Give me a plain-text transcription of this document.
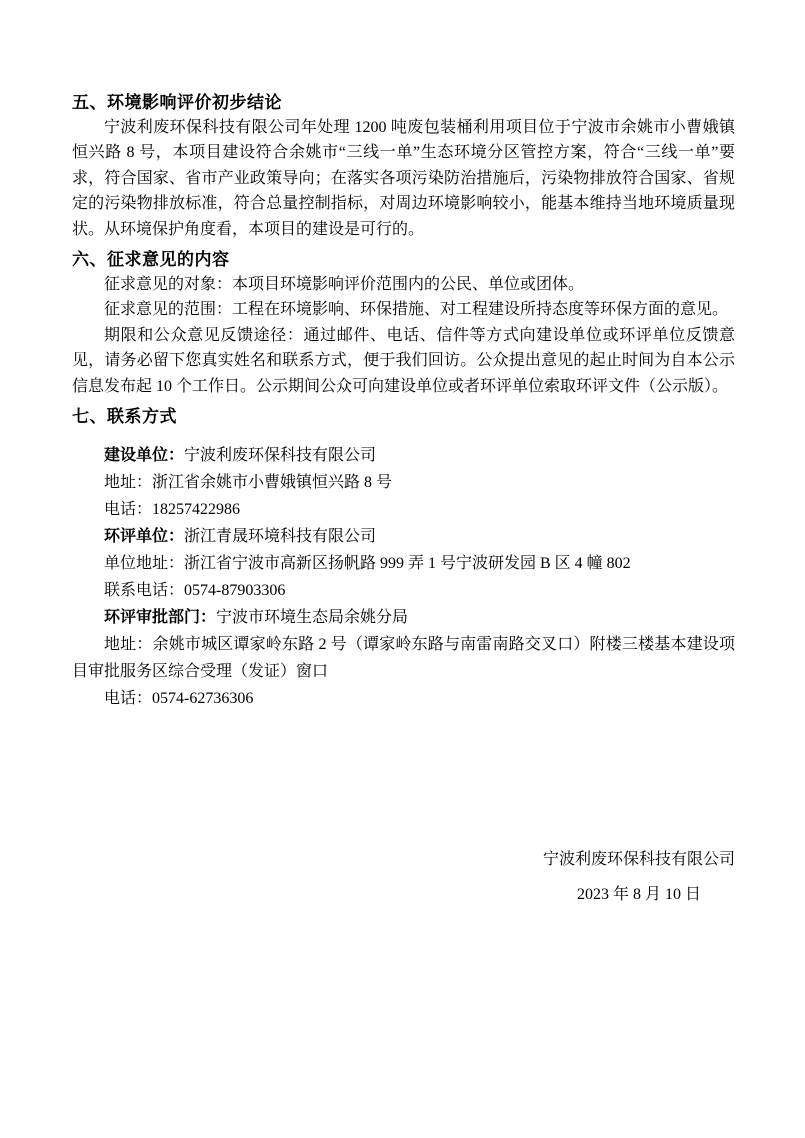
五、环境影响评价初步结论

宁波利废环保科技有限公司年处理 1200 吨废包装桶利用项目位于宁波市余姚市小曹娥镇恒兴路 8 号，本项目建设符合余姚市“三线一单”生态环境分区管控方案，符合“三线一单”要求，符合国家、省市产业政策导向；在落实各项污染防治措施后，污染物排放符合国家、省规定的污染物排放标准，符合总量控制指标，对周边环境影响较小，能基本维持当地环境质量现状。从环境保护角度看，本项目的建设是可行的。

六、征求意见的内容

征求意见的对象：本项目环境影响评价范围内的公民、单位或团体。

征求意见的范围：工程在环境影响、环保措施、对工程建设所持态度等环保方面的意见。

期限和公众意见反馈途径：通过邮件、电话、信件等方式向建设单位或环评单位反馈意见，请务必留下您真实姓名和联系方式，便于我们回访。公众提出意见的起止时间为自本公示信息发布起 10 个工作日。公示期间公众可向建设单位或者环评单位索取环评文件（公示版）。

七、联系方式

建设单位：宁波利废环保科技有限公司

地址：浙江省余姚市小曹娥镇恒兴路 8 号

电话：18257422986

环评单位：浙江青晟环境科技有限公司

单位地址：浙江省宁波市高新区扬帆路 999 弄 1 号宁波研发园 B 区 4 幢 802

联系电话：0574-87903306

环评审批部门：宁波市环境生态局余姚分局

地址：余姚市城区谭家岭东路 2 号（谭家岭东路与南雷南路交叉口）附楼三楼基本建设项目审批服务区综合受理（发证）窗口

电话：0574-62736306

宁波利废环保科技有限公司
2023 年 8 月 10 日
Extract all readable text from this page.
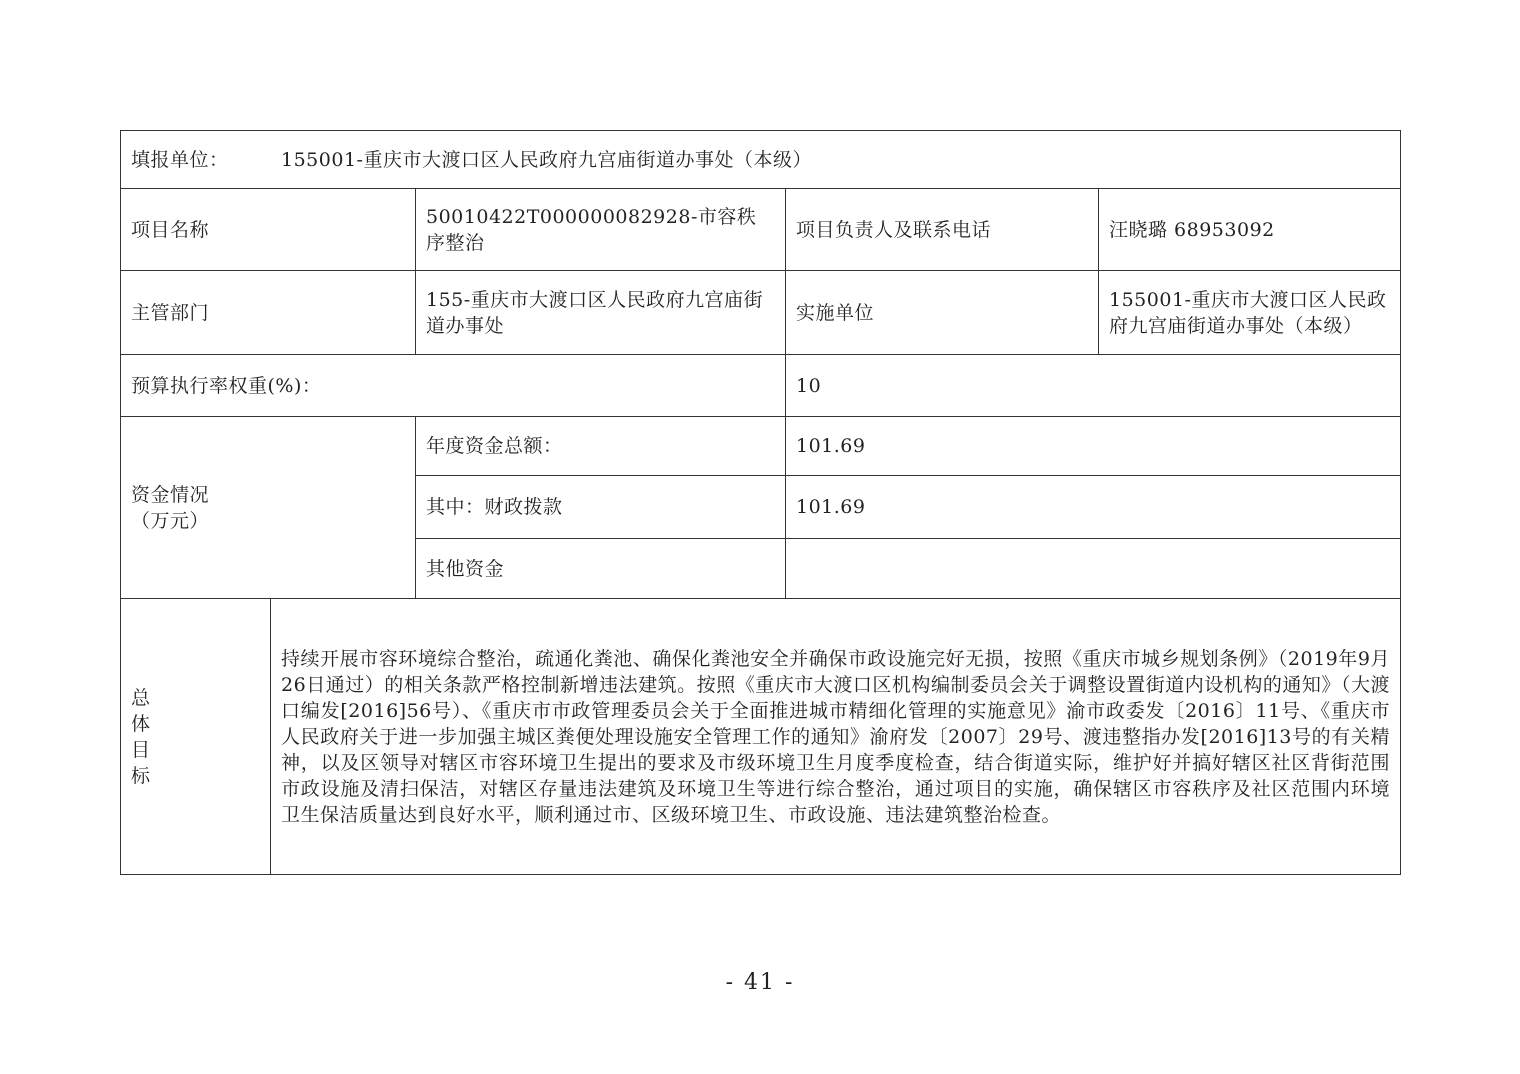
填报单位： 155001-重庆市大渡口区人民政府九宫庙街道办事处（本级）				
项目名称		50010422T000000082928-市容秩序整治	项目负责人及联系电话	汪晓璐 68953092
主管部门		155-重庆市大渡口区人民政府九宫庙街道办事处	实施单位	155001-重庆市大渡口区人民政府九宫庙街道办事处（本级）
预算执行率权重(%)：			10	
资金情况（万元）		年度资金总额：	101.69	
		其中：财政拨款	101.69	
		其他资金		
总体目标	持续开展市容环境综合整治，疏通化粪池、确保化粪池安全并确保市政设施完好无损，按照《重庆市城乡规划条例》（2019年9月26日通过）的相关条款严格控制新增违法建筑。按照《重庆市大渡口区机构编制委员会关于调整设置街道内设机构的通知》（大渡口编发[2016]56号）、《重庆市市政管理委员会关于全面推进城市精细化管理的实施意见》渝市政委发〔2016〕11号、《重庆市人民政府关于进一步加强主城区粪便处理设施安全管理工作的通知》渝府发〔2007〕29号、渡违整指办发[2016]13号的有关精神，以及区领导对辖区市容环境卫生提出的要求及市级环境卫生月度季度检查，结合街道实际，维护好并搞好辖区社区背街范围市政设施及清扫保洁，对辖区存量违法建筑及环境卫生等进行综合整治，通过项目的实施，确保辖区市容秩序及社区范围内环境卫生保洁质量达到良好水平，顺利通过市、区级环境卫生、市政设施、违法建筑整治检查。			
- 41 -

__________

▶ [SHORT EXERCISE]:
Among the lines of the data above, count those holding "this" and state only the number.

▶ [REPLY TO THE TASK]:
2